**SET PROBLEM**
For each line that holds "plantation", copy the line out.
[begin DATA IN THIS EXERCISE]
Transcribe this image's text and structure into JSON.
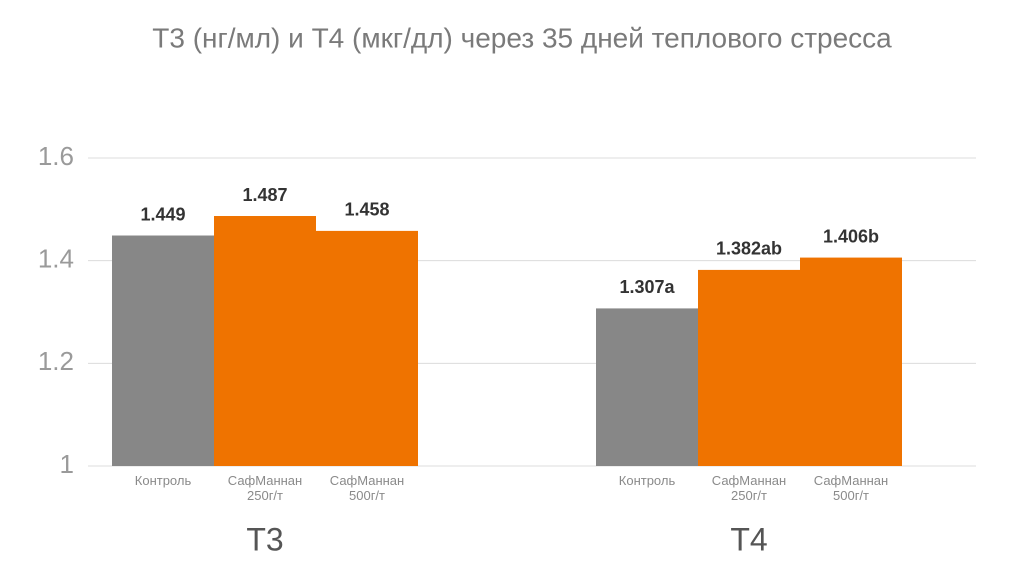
{
  "chart_data": {
    "type": "bar",
    "title": "T3 (нг/мл) и T4 (мкг/дл) через 35 дней теплового стресса",
    "ylim": [
      1,
      1.6
    ],
    "yticks": [
      1,
      1.2,
      1.4,
      1.6
    ],
    "grid": true,
    "groups": [
      {
        "name": "T3",
        "categories": [
          [
            "Контроль"
          ],
          [
            "СафМаннан",
            "250г/т"
          ],
          [
            "СафМаннан",
            "500г/т"
          ]
        ],
        "values": [
          1.449,
          1.487,
          1.458
        ],
        "colors": [
          "#878787",
          "#ef7300",
          "#ef7300"
        ]
      },
      {
        "name": "T4",
        "categories": [
          [
            "Контроль"
          ],
          [
            "СафМаннан",
            "250г/т"
          ],
          [
            "СафМаннан",
            "500г/т"
          ]
        ],
        "values": [
          1.307,
          1.382,
          1.406
        ],
        "value_labels": [
          "1.307a",
          "1.382ab",
          "1.406b"
        ],
        "colors": [
          "#878787",
          "#ef7300",
          "#ef7300"
        ]
      }
    ]
  }
}
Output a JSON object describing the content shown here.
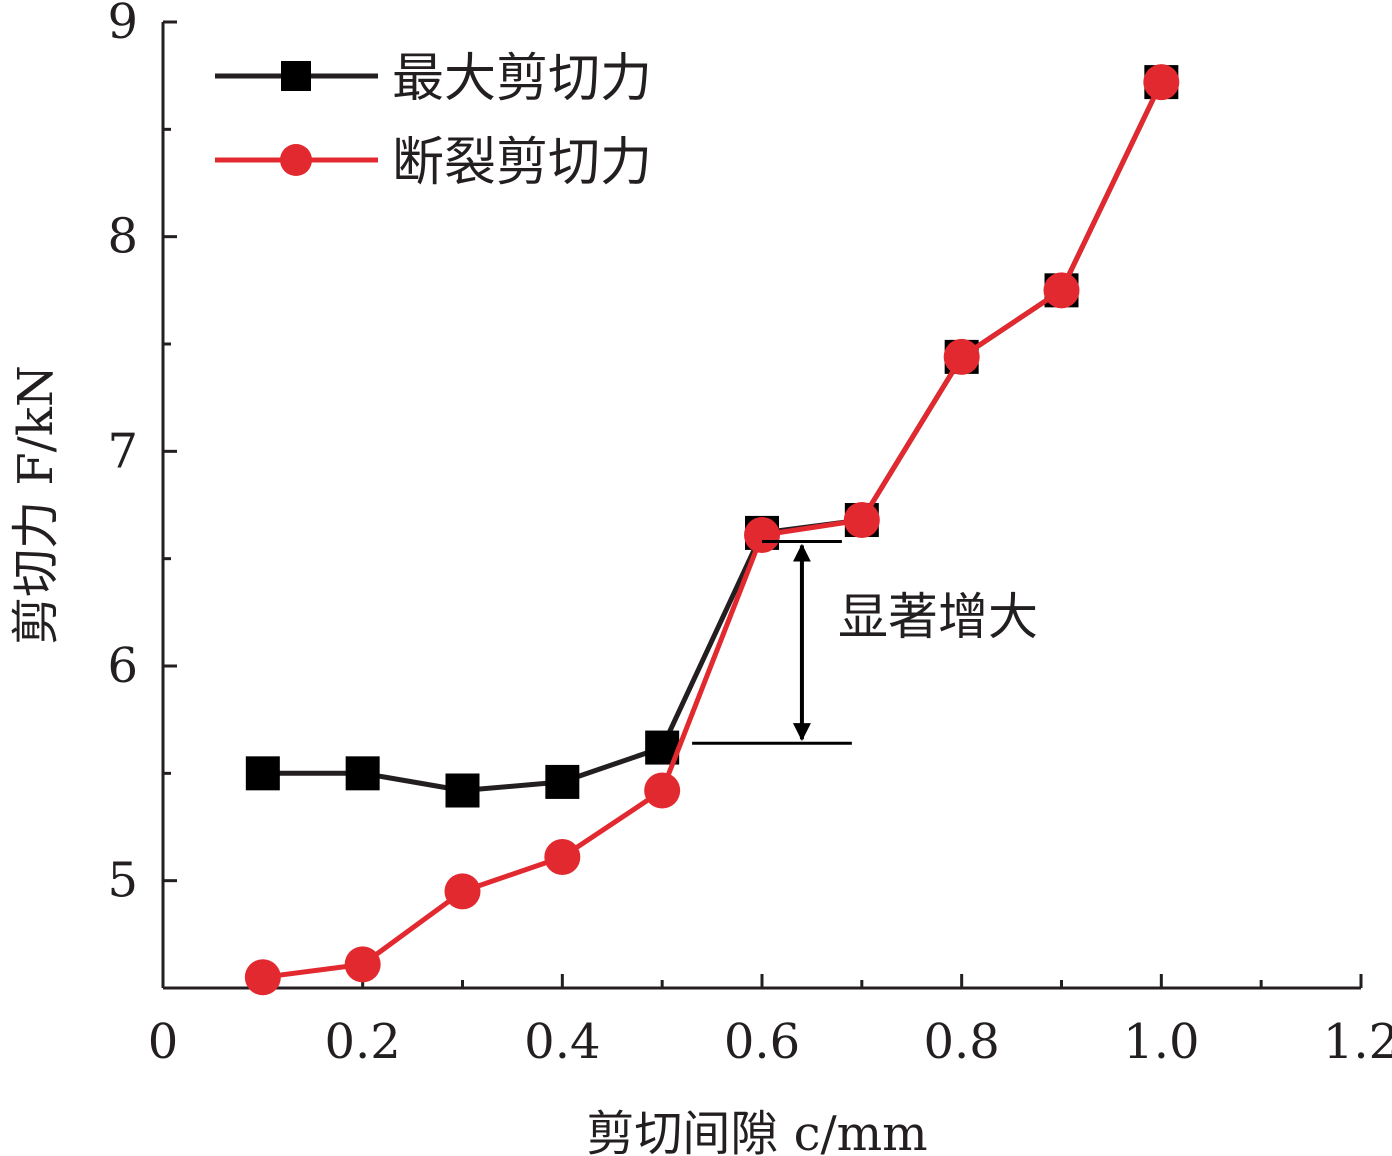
{
  "chart_data": {
    "type": "line",
    "title": "",
    "xlabel": "剪切间隙 c/mm",
    "ylabel": "剪切力 F/kN",
    "xlim": [
      0,
      1.2
    ],
    "ylim": [
      4.5,
      9
    ],
    "x_ticks": [
      {
        "value": 0,
        "label": "0"
      },
      {
        "value": 0.2,
        "label": "0.2"
      },
      {
        "value": 0.4,
        "label": "0.4"
      },
      {
        "value": 0.6,
        "label": "0.6"
      },
      {
        "value": 0.8,
        "label": "0.8"
      },
      {
        "value": 1.0,
        "label": "1.0"
      },
      {
        "value": 1.2,
        "label": "1.2"
      }
    ],
    "y_ticks": [
      {
        "value": 5,
        "label": "5"
      },
      {
        "value": 6,
        "label": "6"
      },
      {
        "value": 7,
        "label": "7"
      },
      {
        "value": 8,
        "label": "8"
      },
      {
        "value": 9,
        "label": "9"
      }
    ],
    "grid": false,
    "legend_position": "top-left",
    "x": [
      0.1,
      0.2,
      0.3,
      0.4,
      0.5,
      0.6,
      0.7,
      0.8,
      0.9,
      1.0
    ],
    "series": [
      {
        "name": "最大剪切力",
        "color": "#231f20",
        "marker": "square",
        "values": [
          5.5,
          5.5,
          5.42,
          5.46,
          5.62,
          6.62,
          6.68,
          7.44,
          7.75,
          8.72
        ]
      },
      {
        "name": "断裂剪切力",
        "color": "#e2292f",
        "marker": "circle",
        "values": [
          4.55,
          4.61,
          4.95,
          5.11,
          5.42,
          6.61,
          6.68,
          7.44,
          7.75,
          8.72
        ]
      }
    ],
    "annotations": [
      {
        "text": "显著增大",
        "x_range": [
          0.53,
          0.69
        ],
        "y_from": 5.64,
        "y_to": 6.58
      }
    ]
  }
}
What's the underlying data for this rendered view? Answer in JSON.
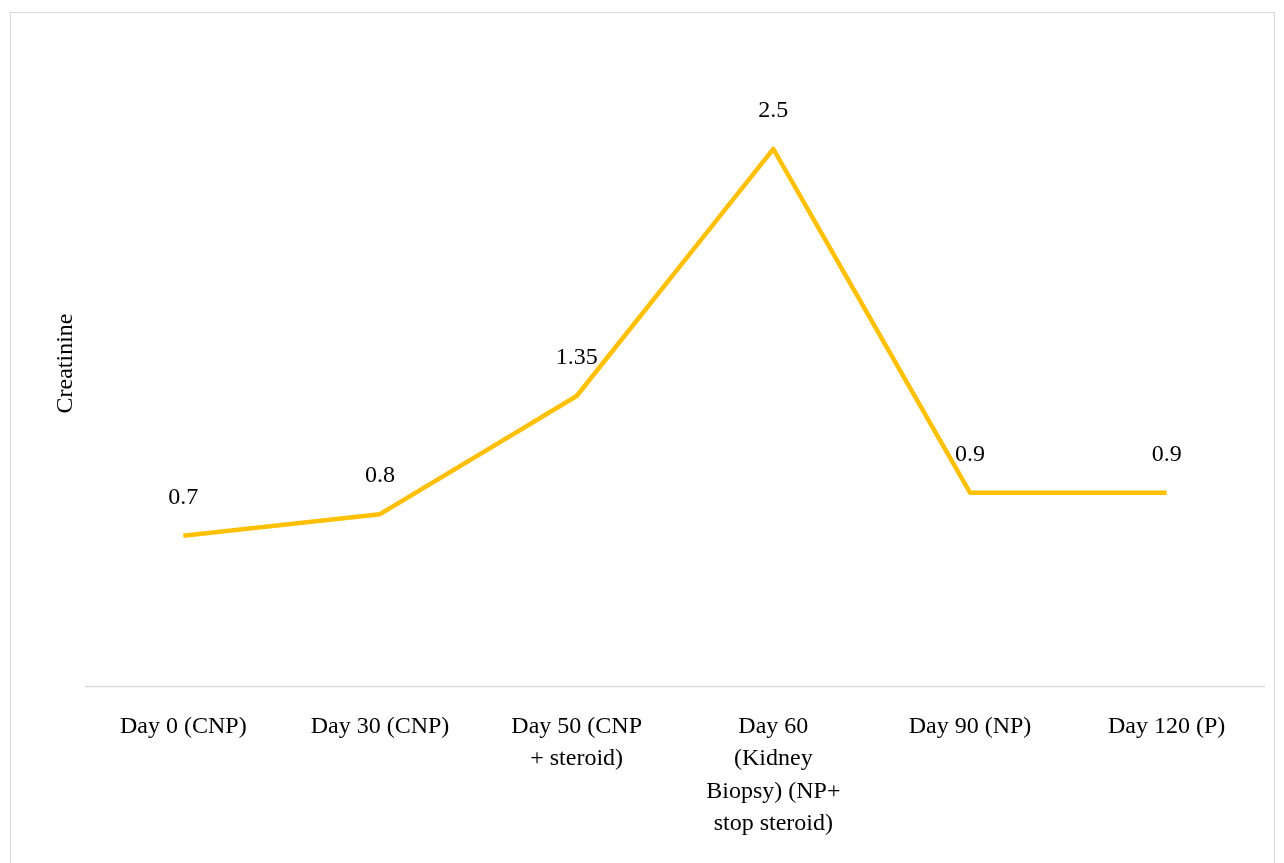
{
  "chart_data": {
    "type": "line",
    "ylabel": "Creatinine",
    "categories": [
      "Day 0 (CNP)",
      "Day 30 (CNP)",
      "Day 50 (CNP + steroid)",
      "Day 60 (Kidney Biopsy) (NP+ stop steroid)",
      "Day 90 (NP)",
      "Day 120 (P)"
    ],
    "series": [
      {
        "color": "#ffc000",
        "values": [
          0.7,
          0.8,
          1.35,
          2.5,
          0.9,
          0.9
        ]
      }
    ],
    "data_labels": true,
    "marker": "none",
    "line_style": "solid",
    "tick_labels": "x"
  }
}
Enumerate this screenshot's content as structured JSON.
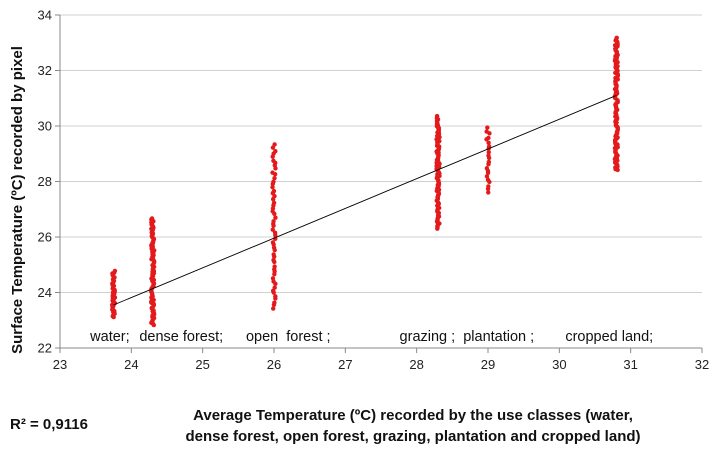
{
  "chart_data": {
    "type": "scatter",
    "title": "",
    "xlabel_line1": "Average Temperature (ºC) recorded by the use classes (water,",
    "xlabel_line2": "dense forest, open forest, grazing, plantation and cropped land)",
    "ylabel": "Surface Temperature (ºC)  recorded by pixel",
    "xlim": [
      23,
      32
    ],
    "ylim": [
      22,
      34
    ],
    "x_ticks": [
      23,
      24,
      25,
      26,
      27,
      28,
      29,
      30,
      31,
      32
    ],
    "y_ticks": [
      22,
      24,
      26,
      28,
      30,
      32,
      34
    ],
    "grid": "horizontal",
    "point_color": "#e31a1c",
    "trendline_color": "#000000",
    "r_squared_label": "R² = 0,9116",
    "trendline": {
      "x_start": 23.75,
      "y_start": 23.55,
      "x_end": 30.8,
      "y_end": 31.1
    },
    "class_labels": [
      {
        "text": "water;",
        "x": 23.7
      },
      {
        "text": "dense forest;",
        "x": 24.7
      },
      {
        "text": "open  forest ;",
        "x": 26.2
      },
      {
        "text": "grazing ;",
        "x": 28.15
      },
      {
        "text": "plantation ;",
        "x": 29.15
      },
      {
        "text": "cropped land;",
        "x": 30.7
      }
    ],
    "series": [
      {
        "x": 23.75,
        "y_min": 23.1,
        "y_max": 24.8,
        "count": 38
      },
      {
        "x": 24.3,
        "y_min": 22.8,
        "y_max": 26.7,
        "count": 85
      },
      {
        "x": 26.0,
        "y_min": 23.4,
        "y_max": 29.4,
        "count": 55
      },
      {
        "x": 28.3,
        "y_min": 26.3,
        "y_max": 30.4,
        "count": 95
      },
      {
        "x": 29.0,
        "y_min": 27.6,
        "y_max": 30.0,
        "count": 22
      },
      {
        "x": 30.8,
        "y_min": 28.4,
        "y_max": 33.2,
        "count": 110
      }
    ]
  }
}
[end DATA IN THIS EXERCISE]
**RESULT OF THE TASK**
    "xlabel_line2": "dense forest, open forest, grazing, plantation and cropped land)",
        "text": "plantation ;",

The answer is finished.